* START Supplied material *

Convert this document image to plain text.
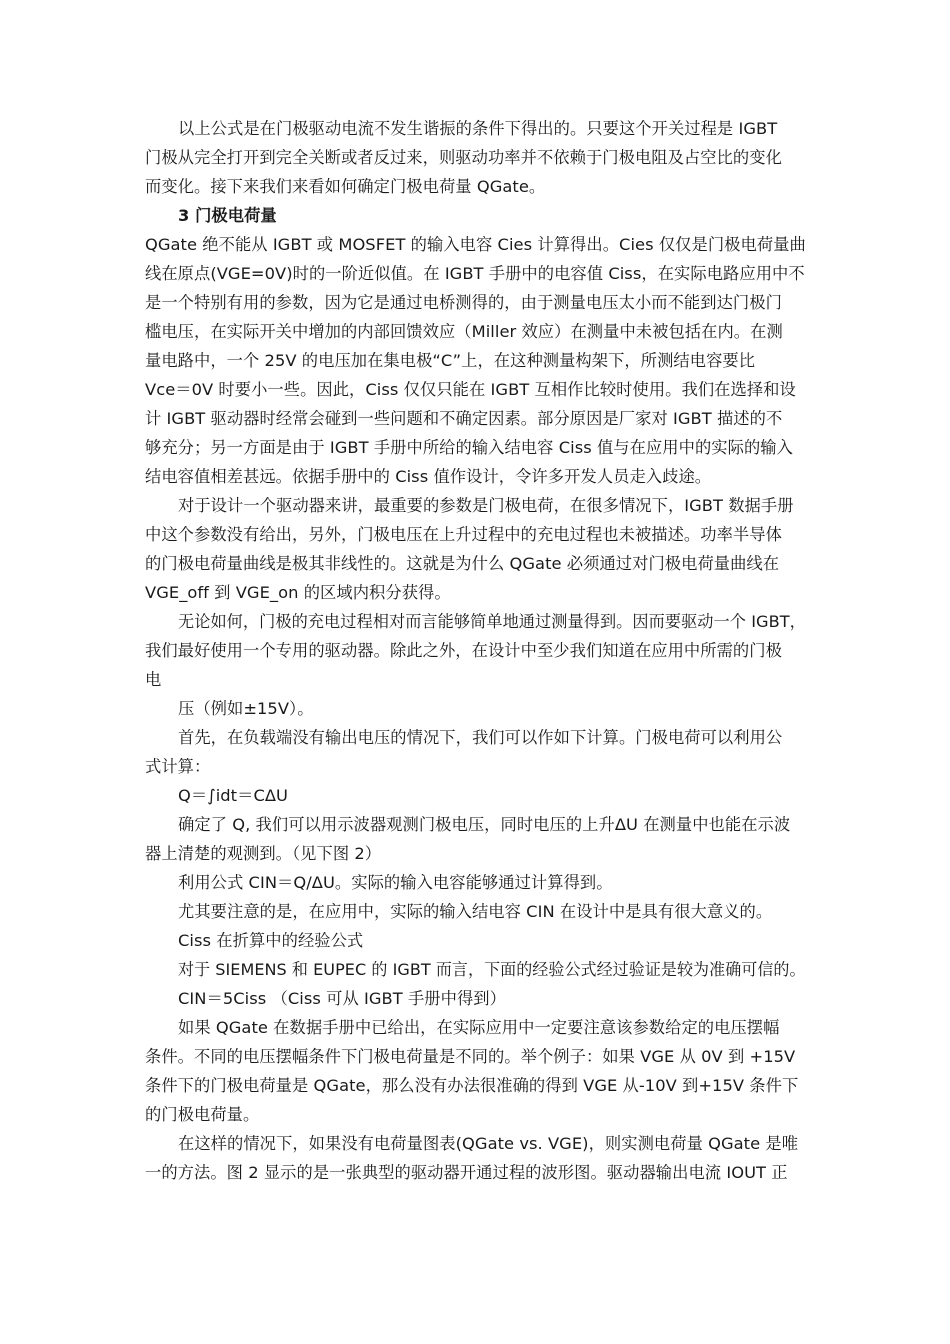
以上公式是在门极驱动电流不发生谐振的条件下得出的。只要这个开关过程是 IGBT
门极从完全打开到完全关断或者反过来，则驱动功率并不依赖于门极电阻及占空比的变化
而变化。接下来我们来看如何确定门极电荷量 QGate。
3 门极电荷量
QGate 绝不能从 IGBT 或 MOSFET 的输入电容 Cies 计算得出。Cies 仅仅是门极电荷量曲
线在原点(VGE=0V)时的一阶近似值。在 IGBT 手册中的电容值 Ciss，在实际电路应用中不
是一个特别有用的参数，因为它是通过电桥测得的，由于测量电压太小而不能到达门极门
槛电压，在实际开关中增加的内部回馈效应（Miller 效应）在测量中未被包括在内。在测
量电路中，一个 25V 的电压加在集电极“C”上，在这种测量构架下，所测结电容要比
Vce＝0V 时要小一些。因此，Ciss 仅仅只能在 IGBT 互相作比较时使用。我们在选择和设
计 IGBT 驱动器时经常会碰到一些问题和不确定因素。部分原因是厂家对 IGBT 描述的不
够充分；另一方面是由于 IGBT 手册中所给的输入结电容 Ciss 值与在应用中的实际的输入
结电容值相差甚远。依据手册中的 Ciss 值作设计，令许多开发人员走入歧途。
对于设计一个驱动器来讲，最重要的参数是门极电荷，在很多情况下，IGBT 数据手册
中这个参数没有给出，另外，门极电压在上升过程中的充电过程也未被描述。功率半导体
的门极电荷量曲线是极其非线性的。这就是为什么 QGate 必须通过对门极电荷量曲线在
VGE_off 到 VGE_on 的区域内积分获得。
无论如何，门极的充电过程相对而言能够简单地通过测量得到。因而要驱动一个 IGBT，
我们最好使用一个专用的驱动器。除此之外，在设计中至少我们知道在应用中所需的门极
电
压（例如±15V）。
首先，在负载端没有输出电压的情况下，我们可以作如下计算。门极电荷可以利用公
式计算：
Q＝∫idt＝CΔU
确定了 Q, 我们可以用示波器观测门极电压，同时电压的上升ΔU 在测量中也能在示波
器上清楚的观测到。（见下图 2）
利用公式 CIN＝Q/ΔU。实际的输入电容能够通过计算得到。
尤其要注意的是，在应用中，实际的输入结电容 CIN 在设计中是具有很大意义的。
Ciss 在折算中的经验公式
对于 SIEMENS 和 EUPEC 的 IGBT 而言，下面的经验公式经过验证是较为准确可信的。
CIN＝5Ciss （Ciss 可从 IGBT 手册中得到）
如果 QGate 在数据手册中已给出，在实际应用中一定要注意该参数给定的电压摆幅
条件。不同的电压摆幅条件下门极电荷量是不同的。举个例子：如果 VGE 从 0V 到 +15V
条件下的门极电荷量是 QGate，那么没有办法很准确的得到 VGE 从-10V 到+15V 条件下
的门极电荷量。
在这样的情况下，如果没有电荷量图表(QGate vs. VGE)，则实测电荷量 QGate 是唯
一的方法。图 2 显示的是一张典型的驱动器开通过程的波形图。驱动器输出电流 IOUT 正
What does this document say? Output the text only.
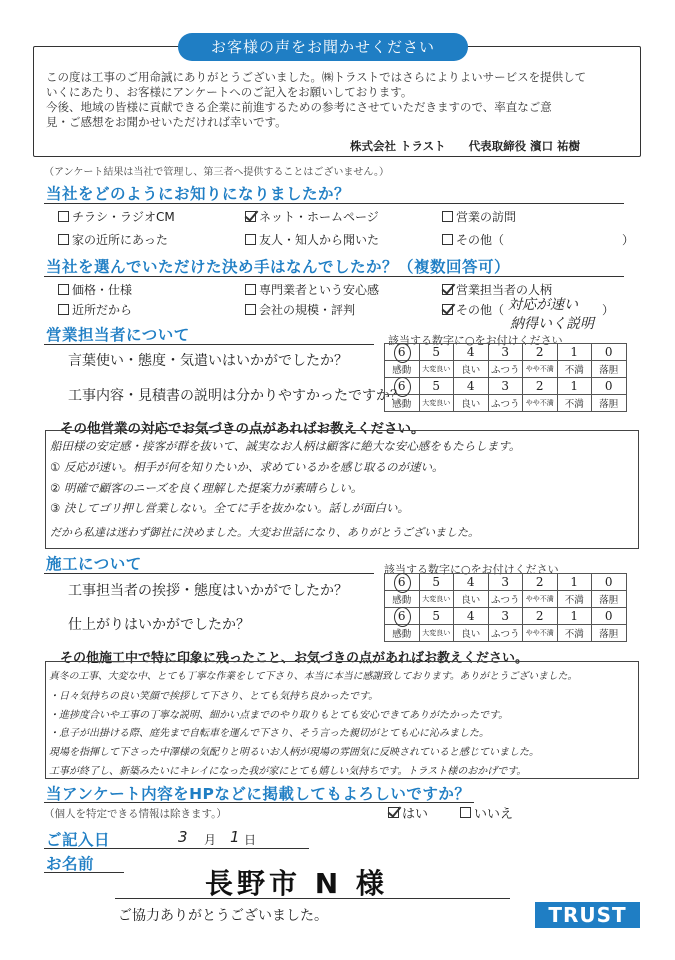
お客様の声をお聞かせください
この度は工事のご用命誠にありがとうございました。㈱トラストではさらによりよいサービスを提供して
いくにあたり、お客様にアンケートへのご記入をお願いしております。
今後、地域の皆様に貢献できる企業に前進するための参考にさせていただきますので、率直なご意
見・ご感想をお聞かせいただければ幸いです。
株式会社 トラスト　　代表取締役 濱口 祐樹
（アンケート結果は当社で管理し、第三者へ提供することはございません。）
当社をどのようにお知りになりましたか？
チラシ・ラジオCM	ネット・ホームページ	営業の訪問
家の近所にあった	友人・知人から聞いた	その他（	）
当社を選んでいただけた決め手はなんでしたか？（複数回答可）
価格・仕様	専門業者という安心感	営業担当者の人柄
近所だから	会社の規模・評判	その他（ 対応が速い
納得いく説明
）
営業担当者について	該当する数字に○をお付けください
言葉使い・態度・気遣いはいかがでしたか？
工事内容・見積書の説明は分かりやすかったですか？
6	5	4	3	2	1	0
感動	大変良い	良い	ふつう	やや不満	不満	落胆
6	5	4	3	2	1	0
感動	大変良い	良い	ふつう	やや不満	不満	落胆
その他営業の対応でお気づきの点があればお教えください。
船田様の安定感・接客が群を抜いて、誠実なお人柄は顧客に絶大な安心感をもたらします。
① 反応が速い。相手が何を知りたいか、求めているかを感じ取るのが速い。
② 明確で顧客のニーズを良く理解した提案力が素晴らしい。
③ 決してゴリ押し営業しない。全てに手を抜かない。話しが面白い。
だから私達は迷わず御社に決めました。大変お世話になり、ありがとうございました。
施工について	該当する数字に○をお付けください
工事担当者の挨拶・態度はいかがでしたか？
仕上がりはいかがでしたか？
6	5	4	3	2	1	0
感動	大変良い	良い	ふつう	やや不満	不満	落胆
6	5	4	3	2	1	0
感動	大変良い	良い	ふつう	やや不満	不満	落胆
その他施工中で特に印象に残ったこと、お気づきの点があればお教えください。
真冬の工事、大変な中、とても丁寧な作業をして下さり、本当に本当に感謝致しております。ありがとうございました。
・日々気持ちの良い笑顔で挨拶して下さり、とても気持ち良かったです。
・進捗度合いや工事の丁寧な説明、細かい点までのやり取りもとても安心できてありがたかったです。
・息子が出掛ける際、庭先まで自転車を運んで下さり、そう言った親切がとても心に沁みました。
現場を指揮して下さった中澤様の気配りと明るいお人柄が現場の雰囲気に反映されていると感じていました。
工事が終了し、新築みたいにキレイになった我が家にとても嬉しい気持ちです。トラスト様のおかげです。
当アンケート内容をHPなどに掲載してもよろしいですか？
（個人を特定できる情報は除きます。）	はい	いいえ
ご記入日	3 月 1 日
お名前
長野市 N 様
ご協力ありがとうございました。	TRUST
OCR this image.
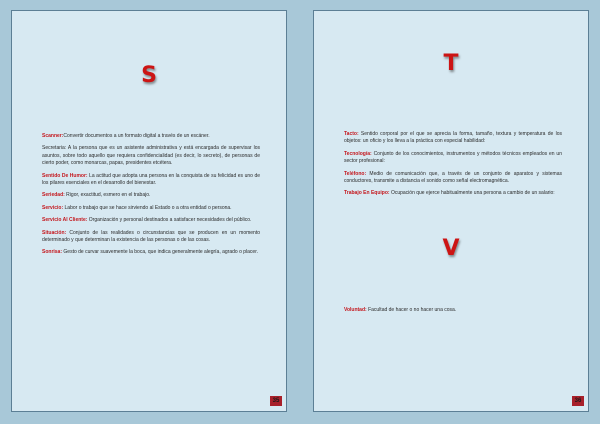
S

Scanner:Convertir documentos a un formato digital a través de un escáner.

Secretaria: A la persona que es un asistente administrativa y está encargada de supervisar los asuntos, sobre todo aquello que requiera confidencialidad (es decir, lo secreto), de personas de cierto poder, como monarcas, papas, presidentes etcétera.

Sentido De Humor: La actitud que adopta una persona en la conquista de su felicidad es uno de los pilares esenciales en el desarrollo del bienestar.

Seriedad: Rigor, exactitud, esmero en el trabajo.

Servicio: Labor o trabajo que se hace sirviendo al Estado o a otra entidad o persona.

Servicio Al Cliente: Organización y personal destinados a satisfacer necesidades del público.

Situación: Conjunto de las realidades o circunstancias que se producen en un momento determinado y que determinan la existencia de las personas o de las cosas.

Sonrisa: Gesto de curvar suavemente la boca, que indica generalmente alegría, agrado o placer.

35
T

Tacto: Sentido corporal por el que se aprecia la forma, tamaño, textura y temperatura de los objetos: un oficio y los lleva a la práctica con especial habilidad:

Tecnología: Conjunto de los conocimientos, instrumentos y métodos técnicos empleados en un sector profesional:

Teléfono: Medio de comunicación que, a través de un conjunto de aparatos y sistemas conductores, transmite a distancia el sonido como señal electromagnética.

Trabajo En Equipo: Ocupación que ejerce habitualmente una persona a cambio de un salario:

V

Voluntad: Facultad de hacer o no hacer una cosa.

36
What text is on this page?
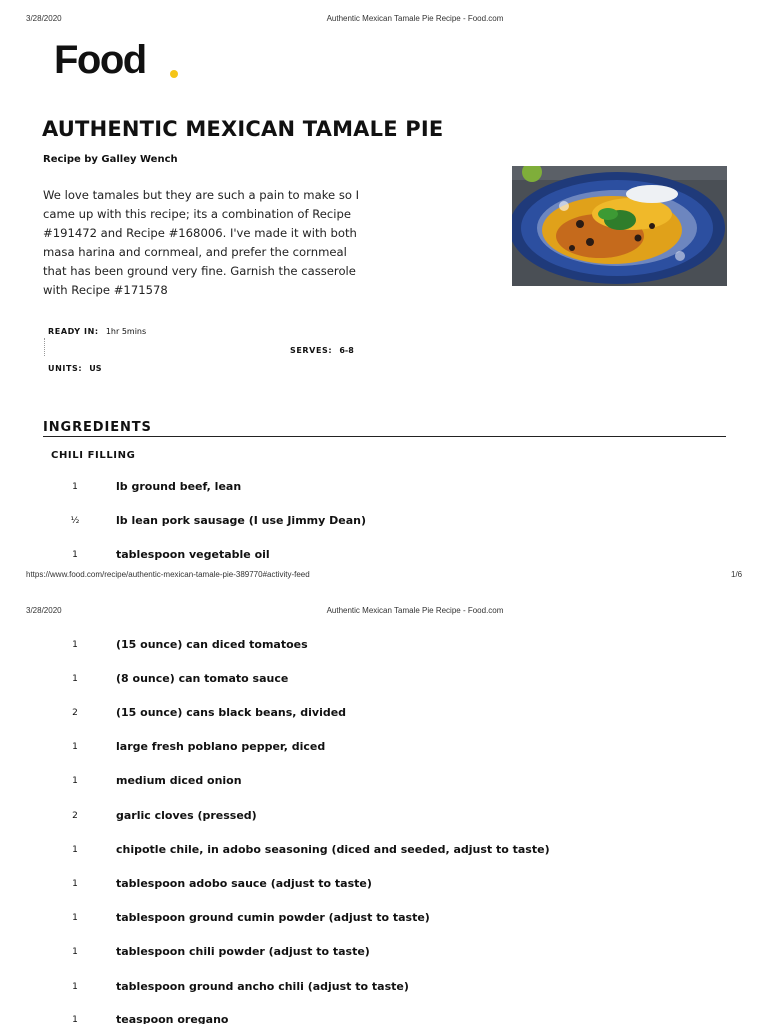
3/28/2020	Authentic Mexican Tamale Pie Recipe - Food.com
Food
AUTHENTIC MEXICAN TAMALE PIE
Recipe by Galley Wench

We love tamales but they are such a pain to make so I came up with this recipe; its a combination of Recipe #191472 and Recipe #168006. I've made it with both masa harina and cornmeal, and prefer the cornmeal that has been ground very fine. Garnish the casserole with Recipe #171578

READY IN: 1hr 5mins
SERVES: 6-8
UNITS: US
INGREDIENTS
CHILI FILLING
1	lb ground beef, lean
½	lb lean pork sausage (I use Jimmy Dean)
1	tablespoon vegetable oil
https://www.food.com/recipe/authentic-mexican-tamale-pie-389770#activity-feed	1/6
3/28/2020	Authentic Mexican Tamale Pie Recipe - Food.com
1	(15 ounce) can diced tomatoes
1	(8 ounce) can tomato sauce
2	(15 ounce) cans black beans, divided
1	large fresh poblano pepper, diced
1	medium diced onion
2	garlic cloves (pressed)
1	chipotle chile, in adobo seasoning (diced and seeded, adjust to taste)
1	tablespoon adobo sauce (adjust to taste)
1	tablespoon ground cumin powder (adjust to taste)
1	tablespoon chili powder (adjust to taste)
1	tablespoon ground ancho chili (adjust to taste)
1	teaspoon oregano
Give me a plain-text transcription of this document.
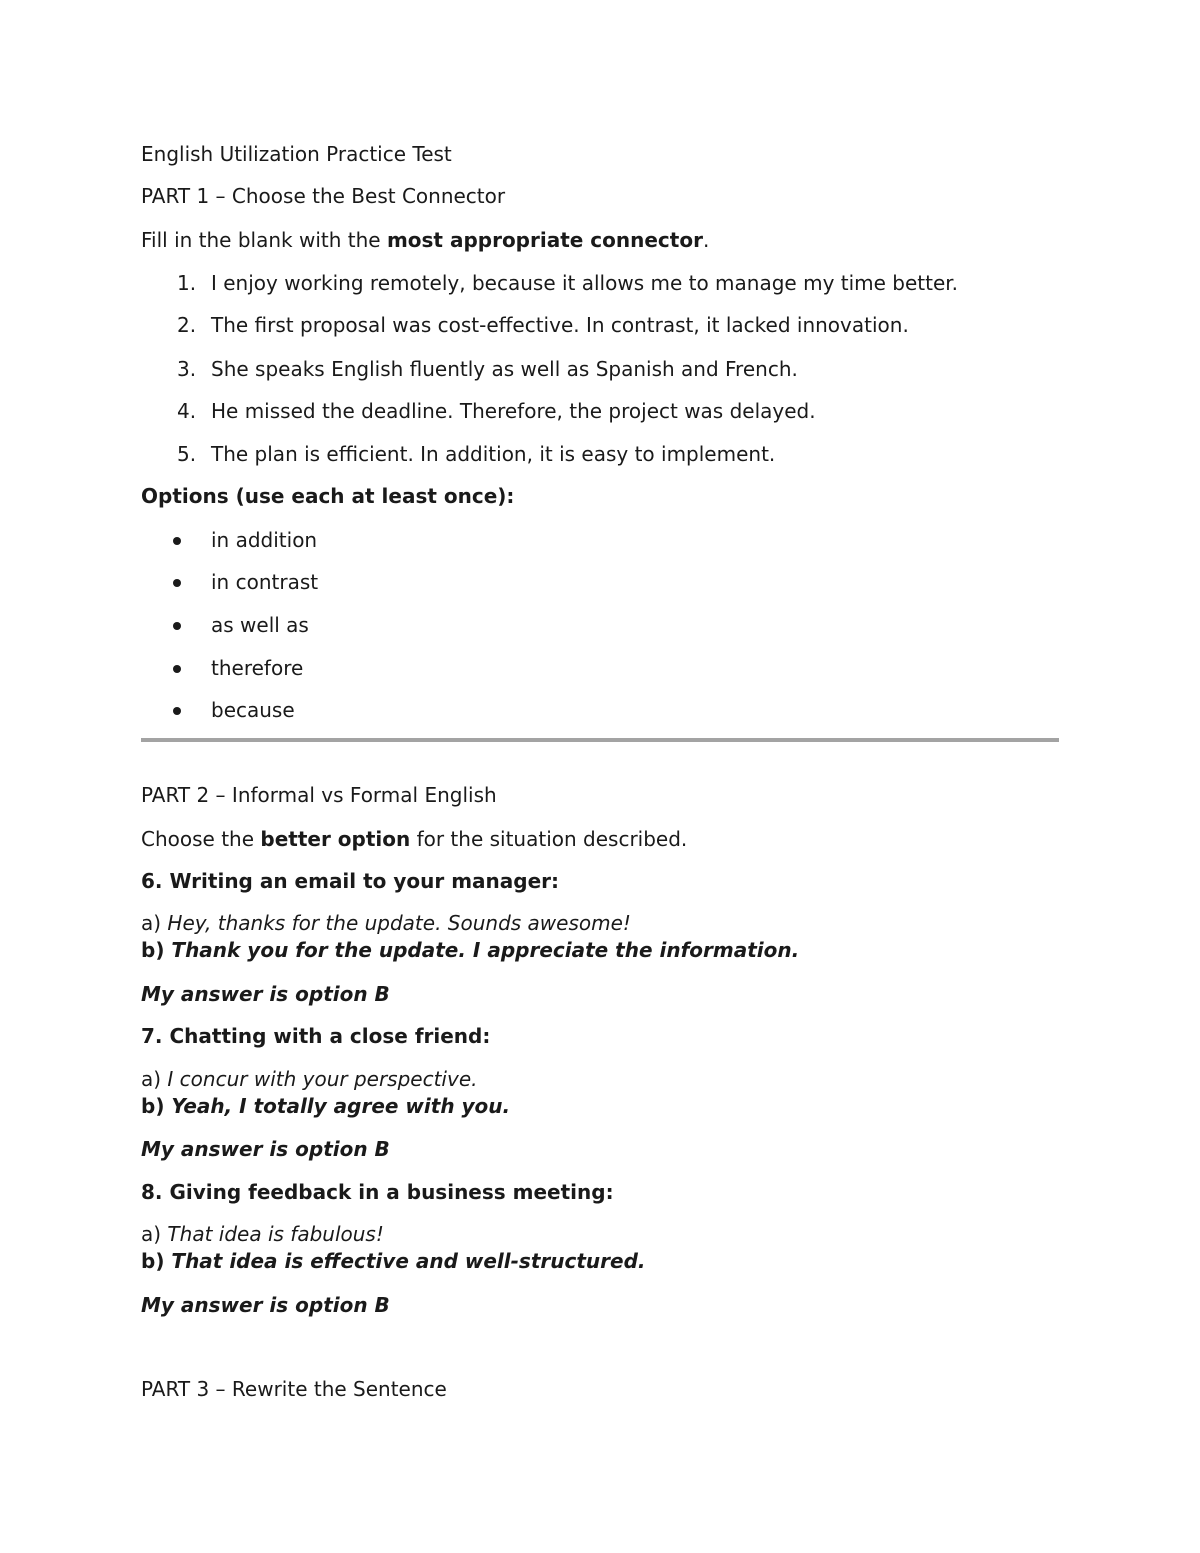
English Utilization Practice Test
PART 1 – Choose the Best Connector
Fill in the blank with the most appropriate connector.
1. I enjoy working remotely, because it allows me to manage my time better.
2. The first proposal was cost-effective. In contrast, it lacked innovation.
3. She speaks English fluently as well as Spanish and French.
4. He missed the deadline. Therefore, the project was delayed.
5. The plan is efficient. In addition, it is easy to implement.
Options (use each at least once):
in addition
in contrast
as well as
therefore
because
PART 2 – Informal vs Formal English
Choose the better option for the situation described.
6. Writing an email to your manager:
a) Hey, thanks for the update. Sounds awesome!
b) Thank you for the update. I appreciate the information.
My answer is option B
7. Chatting with a close friend:
a) I concur with your perspective.
b) Yeah, I totally agree with you.
My answer is option B
8. Giving feedback in a business meeting:
a) That idea is fabulous!
b) That idea is effective and well-structured.
My answer is option B
PART 3 – Rewrite the Sentence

* END Supplied material *

▸ **Given exercise**:
Count all lines of the data that include "well". The answer is the number alone.

▸ **The reply**:
3